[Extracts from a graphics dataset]
************

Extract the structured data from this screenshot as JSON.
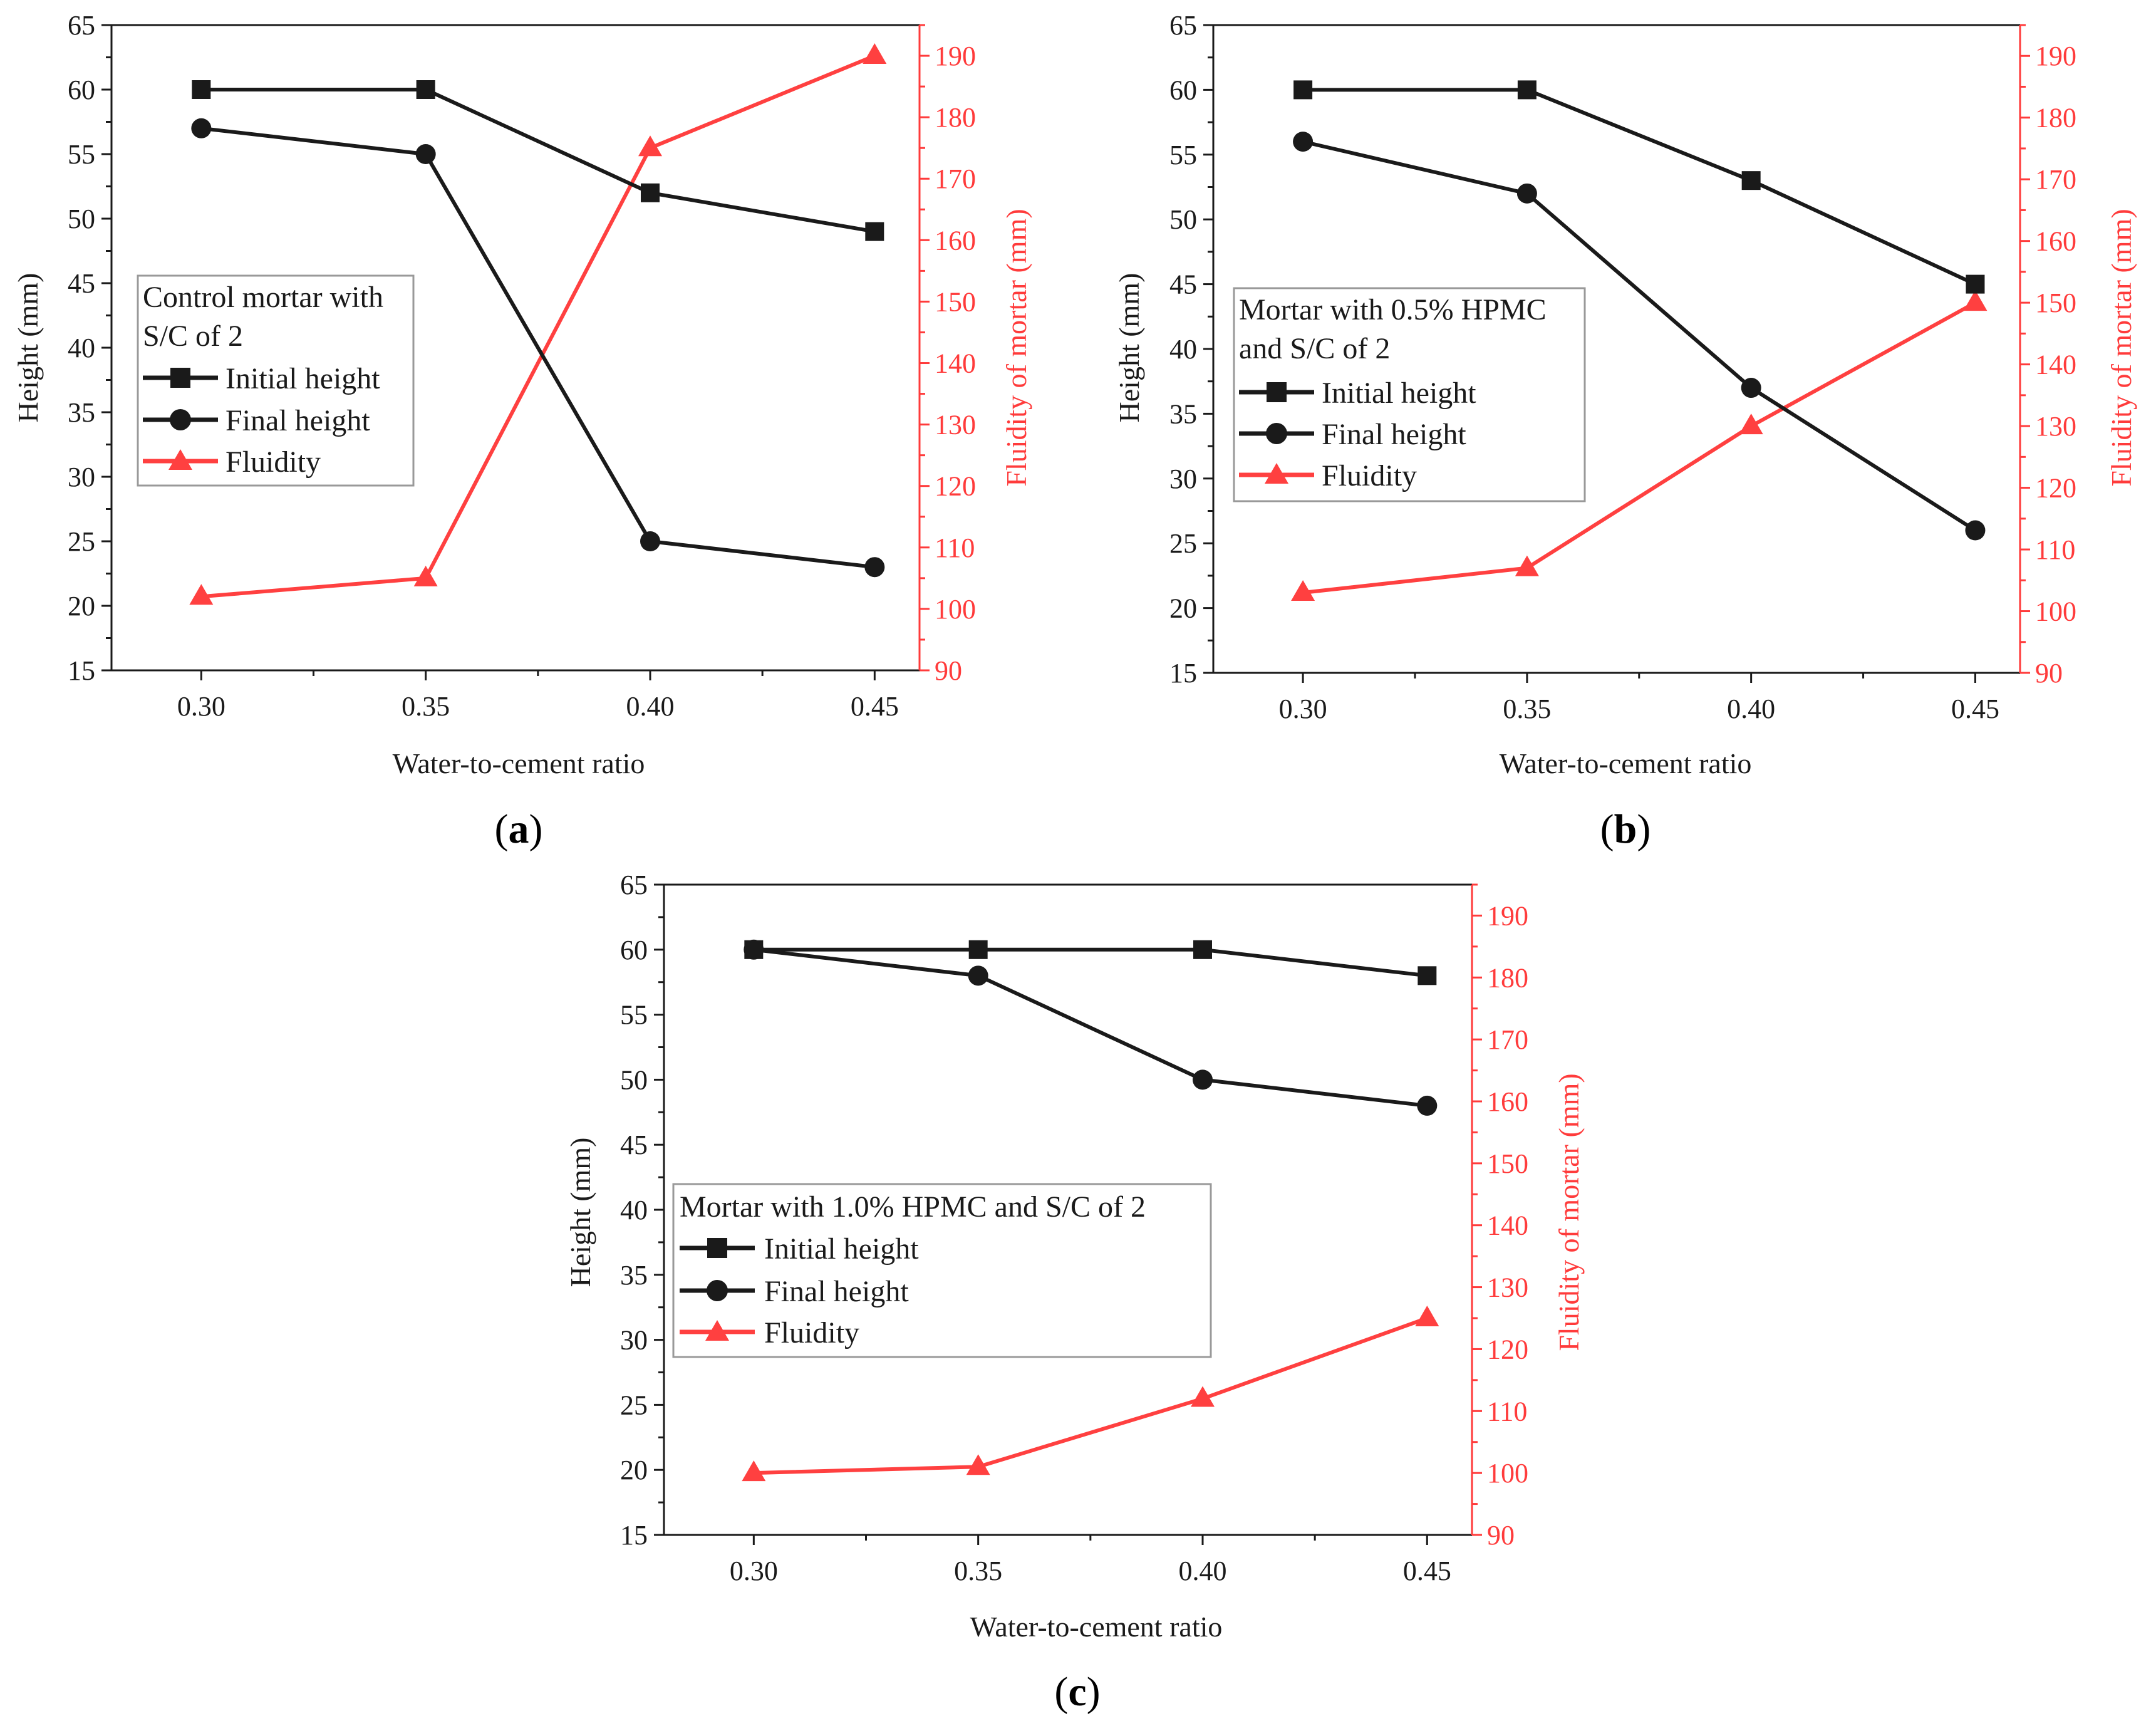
{
  "colors": {
    "black": "#1a1a1a",
    "red": "#ff4040",
    "red_axis": "#ff3b3b",
    "background": "#ffffff"
  },
  "chart_data": [
    {
      "type": "line",
      "panel_label": "a",
      "xlabel": "Water-to-cement ratio",
      "ylabel": "Height (mm)",
      "ylabel_right": "Fluidity of mortar (mm)",
      "x": [
        0.3,
        0.35,
        0.4,
        0.45
      ],
      "x_tick_labels": [
        "0.30",
        "0.35",
        "0.40",
        "0.45"
      ],
      "xlim": [
        0.28,
        0.46
      ],
      "ylim": [
        15,
        65
      ],
      "y_ticks": [
        15,
        20,
        25,
        30,
        35,
        40,
        45,
        50,
        55,
        60,
        65
      ],
      "ylim_right": [
        90,
        195
      ],
      "y_ticks_right": [
        90,
        100,
        110,
        120,
        130,
        140,
        150,
        160,
        170,
        180,
        190
      ],
      "legend_title": [
        "Control mortar with",
        "S/C of 2"
      ],
      "legend_position": "center-left",
      "series": [
        {
          "name": "Initial height",
          "axis": "left",
          "marker": "square",
          "color": "#1a1a1a",
          "values": [
            60,
            60,
            52,
            49
          ]
        },
        {
          "name": "Final height",
          "axis": "left",
          "marker": "circle",
          "color": "#1a1a1a",
          "values": [
            57,
            55,
            25,
            23
          ]
        },
        {
          "name": "Fluidity",
          "axis": "right",
          "marker": "triangle",
          "color": "#ff4040",
          "values": [
            102,
            105,
            175,
            190
          ]
        }
      ]
    },
    {
      "type": "line",
      "panel_label": "b",
      "xlabel": "Water-to-cement ratio",
      "ylabel": "Height (mm)",
      "ylabel_right": "Fluidity of mortar (mm)",
      "x": [
        0.3,
        0.35,
        0.4,
        0.45
      ],
      "x_tick_labels": [
        "0.30",
        "0.35",
        "0.40",
        "0.45"
      ],
      "xlim": [
        0.28,
        0.46
      ],
      "ylim": [
        15,
        65
      ],
      "y_ticks": [
        15,
        20,
        25,
        30,
        35,
        40,
        45,
        50,
        55,
        60,
        65
      ],
      "ylim_right": [
        90,
        195
      ],
      "y_ticks_right": [
        90,
        100,
        110,
        120,
        130,
        140,
        150,
        160,
        170,
        180,
        190
      ],
      "legend_title": [
        "Mortar with 0.5% HPMC",
        "and S/C of 2"
      ],
      "legend_position": "center-left",
      "series": [
        {
          "name": "Initial height",
          "axis": "left",
          "marker": "square",
          "color": "#1a1a1a",
          "values": [
            60,
            60,
            53,
            45
          ]
        },
        {
          "name": "Final height",
          "axis": "left",
          "marker": "circle",
          "color": "#1a1a1a",
          "values": [
            56,
            52,
            37,
            26
          ]
        },
        {
          "name": "Fluidity",
          "axis": "right",
          "marker": "triangle",
          "color": "#ff4040",
          "values": [
            103,
            107,
            130,
            150
          ]
        }
      ]
    },
    {
      "type": "line",
      "panel_label": "c",
      "xlabel": "Water-to-cement ratio",
      "ylabel": "Height (mm)",
      "ylabel_right": "Fluidity of mortar (mm)",
      "x": [
        0.3,
        0.35,
        0.4,
        0.45
      ],
      "x_tick_labels": [
        "0.30",
        "0.35",
        "0.40",
        "0.45"
      ],
      "xlim": [
        0.28,
        0.46
      ],
      "ylim": [
        15,
        65
      ],
      "y_ticks": [
        15,
        20,
        25,
        30,
        35,
        40,
        45,
        50,
        55,
        60,
        65
      ],
      "ylim_right": [
        90,
        195
      ],
      "y_ticks_right": [
        90,
        100,
        110,
        120,
        130,
        140,
        150,
        160,
        170,
        180,
        190
      ],
      "legend_title": [
        "Mortar with 1.0% HPMC and S/C of 2"
      ],
      "legend_position": "center-left",
      "series": [
        {
          "name": "Initial height",
          "axis": "left",
          "marker": "square",
          "color": "#1a1a1a",
          "values": [
            60,
            60,
            60,
            58
          ]
        },
        {
          "name": "Final height",
          "axis": "left",
          "marker": "circle",
          "color": "#1a1a1a",
          "values": [
            60,
            58,
            50,
            48
          ]
        },
        {
          "name": "Fluidity",
          "axis": "right",
          "marker": "triangle",
          "color": "#ff4040",
          "values": [
            100,
            101,
            112,
            125
          ]
        }
      ]
    }
  ]
}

************

■ **Short task**
Write out the entries again, exactly as given, skipping any images.

■ **Final result**
Extract the structured data from this screenshot as JSON.
{
  "colors": {
    "black": "#1a1a1a",
    "red": "#ff4040",
    "red_axis": "#ff3b3b",
    "background": "#ffffff"
  },
  "chart_data": [
    {
      "type": "line",
      "panel_label": "a",
      "xlabel": "Water-to-cement ratio",
      "ylabel": "Height (mm)",
      "ylabel_right": "Fluidity of mortar (mm)",
      "x": [
        0.3,
        0.35,
        0.4,
        0.45
      ],
      "x_tick_labels": [
        "0.30",
        "0.35",
        "0.40",
        "0.45"
      ],
      "xlim": [
        0.28,
        0.46
      ],
      "ylim": [
        15,
        65
      ],
      "y_ticks": [
        15,
        20,
        25,
        30,
        35,
        40,
        45,
        50,
        55,
        60,
        65
      ],
      "ylim_right": [
        90,
        195
      ],
      "y_ticks_right": [
        90,
        100,
        110,
        120,
        130,
        140,
        150,
        160,
        170,
        180,
        190
      ],
      "legend_title": [
        "Control mortar with",
        "S/C of 2"
      ],
      "legend_position": "center-left",
      "series": [
        {
          "name": "Initial height",
          "axis": "left",
          "marker": "square",
          "color": "#1a1a1a",
          "values": [
            60,
            60,
            52,
            49
          ]
        },
        {
          "name": "Final height",
          "axis": "left",
          "marker": "circle",
          "color": "#1a1a1a",
          "values": [
            57,
            55,
            25,
            23
          ]
        },
        {
          "name": "Fluidity",
          "axis": "right",
          "marker": "triangle",
          "color": "#ff4040",
          "values": [
            102,
            105,
            175,
            190
          ]
        }
      ]
    },
    {
      "type": "line",
      "panel_label": "b",
      "xlabel": "Water-to-cement ratio",
      "ylabel": "Height (mm)",
      "ylabel_right": "Fluidity of mortar (mm)",
      "x": [
        0.3,
        0.35,
        0.4,
        0.45
      ],
      "x_tick_labels": [
        "0.30",
        "0.35",
        "0.40",
        "0.45"
      ],
      "xlim": [
        0.28,
        0.46
      ],
      "ylim": [
        15,
        65
      ],
      "y_ticks": [
        15,
        20,
        25,
        30,
        35,
        40,
        45,
        50,
        55,
        60,
        65
      ],
      "ylim_right": [
        90,
        195
      ],
      "y_ticks_right": [
        90,
        100,
        110,
        120,
        130,
        140,
        150,
        160,
        170,
        180,
        190
      ],
      "legend_title": [
        "Mortar with 0.5% HPMC",
        "and S/C of 2"
      ],
      "legend_position": "center-left",
      "series": [
        {
          "name": "Initial height",
          "axis": "left",
          "marker": "square",
          "color": "#1a1a1a",
          "values": [
            60,
            60,
            53,
            45
          ]
        },
        {
          "name": "Final height",
          "axis": "left",
          "marker": "circle",
          "color": "#1a1a1a",
          "values": [
            56,
            52,
            37,
            26
          ]
        },
        {
          "name": "Fluidity",
          "axis": "right",
          "marker": "triangle",
          "color": "#ff4040",
          "values": [
            103,
            107,
            130,
            150
          ]
        }
      ]
    },
    {
      "type": "line",
      "panel_label": "c",
      "xlabel": "Water-to-cement ratio",
      "ylabel": "Height (mm)",
      "ylabel_right": "Fluidity of mortar (mm)",
      "x": [
        0.3,
        0.35,
        0.4,
        0.45
      ],
      "x_tick_labels": [
        "0.30",
        "0.35",
        "0.40",
        "0.45"
      ],
      "xlim": [
        0.28,
        0.46
      ],
      "ylim": [
        15,
        65
      ],
      "y_ticks": [
        15,
        20,
        25,
        30,
        35,
        40,
        45,
        50,
        55,
        60,
        65
      ],
      "ylim_right": [
        90,
        195
      ],
      "y_ticks_right": [
        90,
        100,
        110,
        120,
        130,
        140,
        150,
        160,
        170,
        180,
        190
      ],
      "legend_title": [
        "Mortar with 1.0% HPMC and S/C of 2"
      ],
      "legend_position": "center-left",
      "series": [
        {
          "name": "Initial height",
          "axis": "left",
          "marker": "square",
          "color": "#1a1a1a",
          "values": [
            60,
            60,
            60,
            58
          ]
        },
        {
          "name": "Final height",
          "axis": "left",
          "marker": "circle",
          "color": "#1a1a1a",
          "values": [
            60,
            58,
            50,
            48
          ]
        },
        {
          "name": "Fluidity",
          "axis": "right",
          "marker": "triangle",
          "color": "#ff4040",
          "values": [
            100,
            101,
            112,
            125
          ]
        }
      ]
    }
  ]
}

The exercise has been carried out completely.